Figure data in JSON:
"""

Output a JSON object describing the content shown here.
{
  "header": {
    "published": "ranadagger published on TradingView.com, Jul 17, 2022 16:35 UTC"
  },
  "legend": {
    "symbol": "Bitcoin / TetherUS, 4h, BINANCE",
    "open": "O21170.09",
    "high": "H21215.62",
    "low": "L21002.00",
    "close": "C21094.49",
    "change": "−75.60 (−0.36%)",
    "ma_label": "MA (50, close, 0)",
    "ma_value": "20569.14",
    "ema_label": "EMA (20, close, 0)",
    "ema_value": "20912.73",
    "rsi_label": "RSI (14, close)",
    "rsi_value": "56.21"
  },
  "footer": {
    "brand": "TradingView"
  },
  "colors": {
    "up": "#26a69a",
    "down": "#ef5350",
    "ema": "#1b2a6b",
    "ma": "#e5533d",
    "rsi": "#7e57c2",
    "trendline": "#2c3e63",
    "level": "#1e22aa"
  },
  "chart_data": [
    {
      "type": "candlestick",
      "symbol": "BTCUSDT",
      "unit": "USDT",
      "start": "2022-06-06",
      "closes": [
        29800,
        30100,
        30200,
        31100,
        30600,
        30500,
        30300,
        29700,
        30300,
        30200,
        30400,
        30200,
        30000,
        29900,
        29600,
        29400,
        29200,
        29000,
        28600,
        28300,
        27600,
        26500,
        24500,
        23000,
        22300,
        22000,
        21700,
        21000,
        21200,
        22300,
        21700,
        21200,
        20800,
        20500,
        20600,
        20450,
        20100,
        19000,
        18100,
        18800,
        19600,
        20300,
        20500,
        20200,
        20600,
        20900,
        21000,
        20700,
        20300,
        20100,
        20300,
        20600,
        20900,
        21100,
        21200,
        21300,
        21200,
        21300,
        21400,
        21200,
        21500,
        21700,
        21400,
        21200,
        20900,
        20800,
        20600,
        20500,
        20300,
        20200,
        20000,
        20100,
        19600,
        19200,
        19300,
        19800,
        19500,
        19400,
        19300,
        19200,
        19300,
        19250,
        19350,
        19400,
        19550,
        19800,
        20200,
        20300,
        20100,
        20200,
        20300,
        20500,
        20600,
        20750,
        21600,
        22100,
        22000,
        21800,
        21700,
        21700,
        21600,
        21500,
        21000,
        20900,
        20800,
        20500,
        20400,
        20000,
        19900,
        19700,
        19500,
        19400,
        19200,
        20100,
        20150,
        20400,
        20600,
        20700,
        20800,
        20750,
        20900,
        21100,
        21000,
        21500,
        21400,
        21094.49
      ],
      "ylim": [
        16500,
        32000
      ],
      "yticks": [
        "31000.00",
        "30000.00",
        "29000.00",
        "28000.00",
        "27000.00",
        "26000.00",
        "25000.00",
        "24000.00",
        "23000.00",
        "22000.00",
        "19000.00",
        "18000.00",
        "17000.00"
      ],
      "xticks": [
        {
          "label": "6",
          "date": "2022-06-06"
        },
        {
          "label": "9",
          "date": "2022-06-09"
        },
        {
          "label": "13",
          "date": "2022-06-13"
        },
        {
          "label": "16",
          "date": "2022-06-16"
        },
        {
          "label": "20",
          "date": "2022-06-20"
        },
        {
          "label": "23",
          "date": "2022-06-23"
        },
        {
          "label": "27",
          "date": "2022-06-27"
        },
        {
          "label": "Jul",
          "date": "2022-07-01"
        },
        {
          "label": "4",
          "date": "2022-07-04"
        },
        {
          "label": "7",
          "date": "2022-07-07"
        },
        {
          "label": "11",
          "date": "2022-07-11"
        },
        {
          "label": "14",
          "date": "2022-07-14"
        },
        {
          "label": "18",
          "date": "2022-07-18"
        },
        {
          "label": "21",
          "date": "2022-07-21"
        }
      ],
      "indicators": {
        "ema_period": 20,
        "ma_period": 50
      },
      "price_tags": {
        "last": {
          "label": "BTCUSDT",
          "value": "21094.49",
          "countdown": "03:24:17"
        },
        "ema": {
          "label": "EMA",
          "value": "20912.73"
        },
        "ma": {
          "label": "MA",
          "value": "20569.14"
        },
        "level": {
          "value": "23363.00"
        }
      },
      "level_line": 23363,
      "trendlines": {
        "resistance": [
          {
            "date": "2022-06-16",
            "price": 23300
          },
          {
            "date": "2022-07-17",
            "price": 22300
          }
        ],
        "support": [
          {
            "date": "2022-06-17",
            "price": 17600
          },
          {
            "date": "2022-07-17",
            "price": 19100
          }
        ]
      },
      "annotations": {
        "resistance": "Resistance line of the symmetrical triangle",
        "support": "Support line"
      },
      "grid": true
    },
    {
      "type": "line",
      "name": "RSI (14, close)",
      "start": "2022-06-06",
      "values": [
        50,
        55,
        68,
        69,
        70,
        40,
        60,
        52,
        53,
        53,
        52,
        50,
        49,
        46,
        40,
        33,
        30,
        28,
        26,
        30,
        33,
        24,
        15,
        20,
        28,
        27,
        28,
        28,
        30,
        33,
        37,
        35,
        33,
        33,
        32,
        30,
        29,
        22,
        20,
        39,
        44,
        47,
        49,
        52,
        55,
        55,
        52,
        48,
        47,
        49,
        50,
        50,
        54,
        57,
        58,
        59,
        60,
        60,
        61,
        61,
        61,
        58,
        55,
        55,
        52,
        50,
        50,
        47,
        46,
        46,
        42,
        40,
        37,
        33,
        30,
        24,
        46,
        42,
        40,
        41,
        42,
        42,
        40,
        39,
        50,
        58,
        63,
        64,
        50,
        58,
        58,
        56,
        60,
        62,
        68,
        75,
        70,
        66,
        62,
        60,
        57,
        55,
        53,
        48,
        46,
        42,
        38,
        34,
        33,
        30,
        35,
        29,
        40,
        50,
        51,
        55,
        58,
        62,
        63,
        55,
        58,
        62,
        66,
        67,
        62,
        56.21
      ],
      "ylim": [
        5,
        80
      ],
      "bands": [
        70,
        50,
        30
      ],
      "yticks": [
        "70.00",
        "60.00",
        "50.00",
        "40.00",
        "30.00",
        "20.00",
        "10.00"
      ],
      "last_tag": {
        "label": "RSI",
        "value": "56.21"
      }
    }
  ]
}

"""

Retype every entry word for word.

Output a JSON object describing the content shown here.
{
  "header": {
    "published": "ranadagger published on TradingView.com, Jul 17, 2022 16:35 UTC"
  },
  "legend": {
    "symbol": "Bitcoin / TetherUS, 4h, BINANCE",
    "open": "O21170.09",
    "high": "H21215.62",
    "low": "L21002.00",
    "close": "C21094.49",
    "change": "−75.60 (−0.36%)",
    "ma_label": "MA (50, close, 0)",
    "ma_value": "20569.14",
    "ema_label": "EMA (20, close, 0)",
    "ema_value": "20912.73",
    "rsi_label": "RSI (14, close)",
    "rsi_value": "56.21"
  },
  "footer": {
    "brand": "TradingView"
  },
  "colors": {
    "up": "#26a69a",
    "down": "#ef5350",
    "ema": "#1b2a6b",
    "ma": "#e5533d",
    "rsi": "#7e57c2",
    "trendline": "#2c3e63",
    "level": "#1e22aa"
  },
  "chart_data": [
    {
      "type": "candlestick",
      "symbol": "BTCUSDT",
      "unit": "USDT",
      "start": "2022-06-06",
      "closes": [
        29800,
        30100,
        30200,
        31100,
        30600,
        30500,
        30300,
        29700,
        30300,
        30200,
        30400,
        30200,
        30000,
        29900,
        29600,
        29400,
        29200,
        29000,
        28600,
        28300,
        27600,
        26500,
        24500,
        23000,
        22300,
        22000,
        21700,
        21000,
        21200,
        22300,
        21700,
        21200,
        20800,
        20500,
        20600,
        20450,
        20100,
        19000,
        18100,
        18800,
        19600,
        20300,
        20500,
        20200,
        20600,
        20900,
        21000,
        20700,
        20300,
        20100,
        20300,
        20600,
        20900,
        21100,
        21200,
        21300,
        21200,
        21300,
        21400,
        21200,
        21500,
        21700,
        21400,
        21200,
        20900,
        20800,
        20600,
        20500,
        20300,
        20200,
        20000,
        20100,
        19600,
        19200,
        19300,
        19800,
        19500,
        19400,
        19300,
        19200,
        19300,
        19250,
        19350,
        19400,
        19550,
        19800,
        20200,
        20300,
        20100,
        20200,
        20300,
        20500,
        20600,
        20750,
        21600,
        22100,
        22000,
        21800,
        21700,
        21700,
        21600,
        21500,
        21000,
        20900,
        20800,
        20500,
        20400,
        20000,
        19900,
        19700,
        19500,
        19400,
        19200,
        20100,
        20150,
        20400,
        20600,
        20700,
        20800,
        20750,
        20900,
        21100,
        21000,
        21500,
        21400,
        21094.49
      ],
      "ylim": [
        16500,
        32000
      ],
      "yticks": [
        "31000.00",
        "30000.00",
        "29000.00",
        "28000.00",
        "27000.00",
        "26000.00",
        "25000.00",
        "24000.00",
        "23000.00",
        "22000.00",
        "19000.00",
        "18000.00",
        "17000.00"
      ],
      "xticks": [
        {
          "label": "6",
          "date": "2022-06-06"
        },
        {
          "label": "9",
          "date": "2022-06-09"
        },
        {
          "label": "13",
          "date": "2022-06-13"
        },
        {
          "label": "16",
          "date": "2022-06-16"
        },
        {
          "label": "20",
          "date": "2022-06-20"
        },
        {
          "label": "23",
          "date": "2022-06-23"
        },
        {
          "label": "27",
          "date": "2022-06-27"
        },
        {
          "label": "Jul",
          "date": "2022-07-01"
        },
        {
          "label": "4",
          "date": "2022-07-04"
        },
        {
          "label": "7",
          "date": "2022-07-07"
        },
        {
          "label": "11",
          "date": "2022-07-11"
        },
        {
          "label": "14",
          "date": "2022-07-14"
        },
        {
          "label": "18",
          "date": "2022-07-18"
        },
        {
          "label": "21",
          "date": "2022-07-21"
        }
      ],
      "indicators": {
        "ema_period": 20,
        "ma_period": 50
      },
      "price_tags": {
        "last": {
          "label": "BTCUSDT",
          "value": "21094.49",
          "countdown": "03:24:17"
        },
        "ema": {
          "label": "EMA",
          "value": "20912.73"
        },
        "ma": {
          "label": "MA",
          "value": "20569.14"
        },
        "level": {
          "value": "23363.00"
        }
      },
      "level_line": 23363,
      "trendlines": {
        "resistance": [
          {
            "date": "2022-06-16",
            "price": 23300
          },
          {
            "date": "2022-07-17",
            "price": 22300
          }
        ],
        "support": [
          {
            "date": "2022-06-17",
            "price": 17600
          },
          {
            "date": "2022-07-17",
            "price": 19100
          }
        ]
      },
      "annotations": {
        "resistance": "Resistance line of the symmetrical triangle",
        "support": "Support line"
      },
      "grid": true
    },
    {
      "type": "line",
      "name": "RSI (14, close)",
      "start": "2022-06-06",
      "values": [
        50,
        55,
        68,
        69,
        70,
        40,
        60,
        52,
        53,
        53,
        52,
        50,
        49,
        46,
        40,
        33,
        30,
        28,
        26,
        30,
        33,
        24,
        15,
        20,
        28,
        27,
        28,
        28,
        30,
        33,
        37,
        35,
        33,
        33,
        32,
        30,
        29,
        22,
        20,
        39,
        44,
        47,
        49,
        52,
        55,
        55,
        52,
        48,
        47,
        49,
        50,
        50,
        54,
        57,
        58,
        59,
        60,
        60,
        61,
        61,
        61,
        58,
        55,
        55,
        52,
        50,
        50,
        47,
        46,
        46,
        42,
        40,
        37,
        33,
        30,
        24,
        46,
        42,
        40,
        41,
        42,
        42,
        40,
        39,
        50,
        58,
        63,
        64,
        50,
        58,
        58,
        56,
        60,
        62,
        68,
        75,
        70,
        66,
        62,
        60,
        57,
        55,
        53,
        48,
        46,
        42,
        38,
        34,
        33,
        30,
        35,
        29,
        40,
        50,
        51,
        55,
        58,
        62,
        63,
        55,
        58,
        62,
        66,
        67,
        62,
        56.21
      ],
      "ylim": [
        5,
        80
      ],
      "bands": [
        70,
        50,
        30
      ],
      "yticks": [
        "70.00",
        "60.00",
        "50.00",
        "40.00",
        "30.00",
        "20.00",
        "10.00"
      ],
      "last_tag": {
        "label": "RSI",
        "value": "56.21"
      }
    }
  ]
}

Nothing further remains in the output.